• _WHAT IS EXPECTED_: Scan the records below for the word "link" and give only the number of lines that hold it.

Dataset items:
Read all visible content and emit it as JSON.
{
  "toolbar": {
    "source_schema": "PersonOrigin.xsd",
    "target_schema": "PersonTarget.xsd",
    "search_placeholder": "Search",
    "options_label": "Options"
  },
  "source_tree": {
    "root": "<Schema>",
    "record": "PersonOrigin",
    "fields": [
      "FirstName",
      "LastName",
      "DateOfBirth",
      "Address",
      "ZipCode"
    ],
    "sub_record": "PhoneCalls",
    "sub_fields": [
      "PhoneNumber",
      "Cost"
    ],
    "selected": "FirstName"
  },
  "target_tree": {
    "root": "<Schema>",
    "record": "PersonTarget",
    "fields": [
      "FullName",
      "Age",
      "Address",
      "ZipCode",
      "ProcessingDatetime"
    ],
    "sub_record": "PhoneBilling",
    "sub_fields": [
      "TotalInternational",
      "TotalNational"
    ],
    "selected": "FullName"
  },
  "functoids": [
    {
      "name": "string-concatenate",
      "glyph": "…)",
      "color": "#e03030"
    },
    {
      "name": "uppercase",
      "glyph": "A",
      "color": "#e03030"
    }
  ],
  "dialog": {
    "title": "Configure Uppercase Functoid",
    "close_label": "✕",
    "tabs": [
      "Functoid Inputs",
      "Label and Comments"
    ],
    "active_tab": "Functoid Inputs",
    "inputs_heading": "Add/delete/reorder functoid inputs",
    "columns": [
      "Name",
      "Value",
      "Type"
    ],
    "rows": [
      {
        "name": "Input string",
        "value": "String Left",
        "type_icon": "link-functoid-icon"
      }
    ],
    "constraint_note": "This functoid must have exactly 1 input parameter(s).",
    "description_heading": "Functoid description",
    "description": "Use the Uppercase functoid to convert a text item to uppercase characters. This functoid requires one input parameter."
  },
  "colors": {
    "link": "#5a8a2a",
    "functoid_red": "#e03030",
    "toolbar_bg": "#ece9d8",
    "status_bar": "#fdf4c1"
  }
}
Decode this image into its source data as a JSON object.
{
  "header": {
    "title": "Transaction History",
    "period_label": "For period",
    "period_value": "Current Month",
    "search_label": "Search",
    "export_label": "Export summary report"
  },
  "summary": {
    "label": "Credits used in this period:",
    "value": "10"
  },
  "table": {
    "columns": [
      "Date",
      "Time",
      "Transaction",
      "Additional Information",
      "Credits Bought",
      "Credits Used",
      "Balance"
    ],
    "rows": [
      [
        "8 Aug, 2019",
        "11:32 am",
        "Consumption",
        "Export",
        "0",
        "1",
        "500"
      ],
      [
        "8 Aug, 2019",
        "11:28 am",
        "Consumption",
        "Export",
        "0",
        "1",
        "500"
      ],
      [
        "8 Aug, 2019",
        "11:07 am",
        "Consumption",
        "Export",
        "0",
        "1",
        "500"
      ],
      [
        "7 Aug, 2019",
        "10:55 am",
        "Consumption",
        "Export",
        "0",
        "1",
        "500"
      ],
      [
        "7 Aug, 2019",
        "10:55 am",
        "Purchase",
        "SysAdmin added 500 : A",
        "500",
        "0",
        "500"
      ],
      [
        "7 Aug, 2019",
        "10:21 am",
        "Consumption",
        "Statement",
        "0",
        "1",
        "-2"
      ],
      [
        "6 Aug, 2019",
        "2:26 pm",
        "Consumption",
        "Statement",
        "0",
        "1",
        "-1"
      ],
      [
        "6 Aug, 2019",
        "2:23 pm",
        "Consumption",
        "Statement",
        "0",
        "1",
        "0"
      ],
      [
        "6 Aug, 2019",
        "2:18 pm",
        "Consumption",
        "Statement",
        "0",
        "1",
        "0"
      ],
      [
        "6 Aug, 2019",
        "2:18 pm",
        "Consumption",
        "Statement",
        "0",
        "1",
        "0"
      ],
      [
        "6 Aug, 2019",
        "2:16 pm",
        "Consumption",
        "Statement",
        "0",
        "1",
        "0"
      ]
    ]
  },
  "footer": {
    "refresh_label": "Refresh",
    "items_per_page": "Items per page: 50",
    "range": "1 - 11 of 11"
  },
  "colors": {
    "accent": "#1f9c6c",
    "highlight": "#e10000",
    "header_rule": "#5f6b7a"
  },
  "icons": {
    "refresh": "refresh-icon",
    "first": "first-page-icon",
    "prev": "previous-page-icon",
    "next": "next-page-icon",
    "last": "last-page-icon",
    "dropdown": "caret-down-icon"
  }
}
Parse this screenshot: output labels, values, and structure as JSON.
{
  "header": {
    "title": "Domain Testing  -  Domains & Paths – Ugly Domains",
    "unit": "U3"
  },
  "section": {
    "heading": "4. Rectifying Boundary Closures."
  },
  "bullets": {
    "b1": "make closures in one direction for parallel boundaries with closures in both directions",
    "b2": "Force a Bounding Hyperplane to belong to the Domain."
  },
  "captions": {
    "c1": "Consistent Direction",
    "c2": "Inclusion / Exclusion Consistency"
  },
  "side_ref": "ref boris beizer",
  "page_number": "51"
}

• _ANSWER FOR THIS EXERCISE_: 2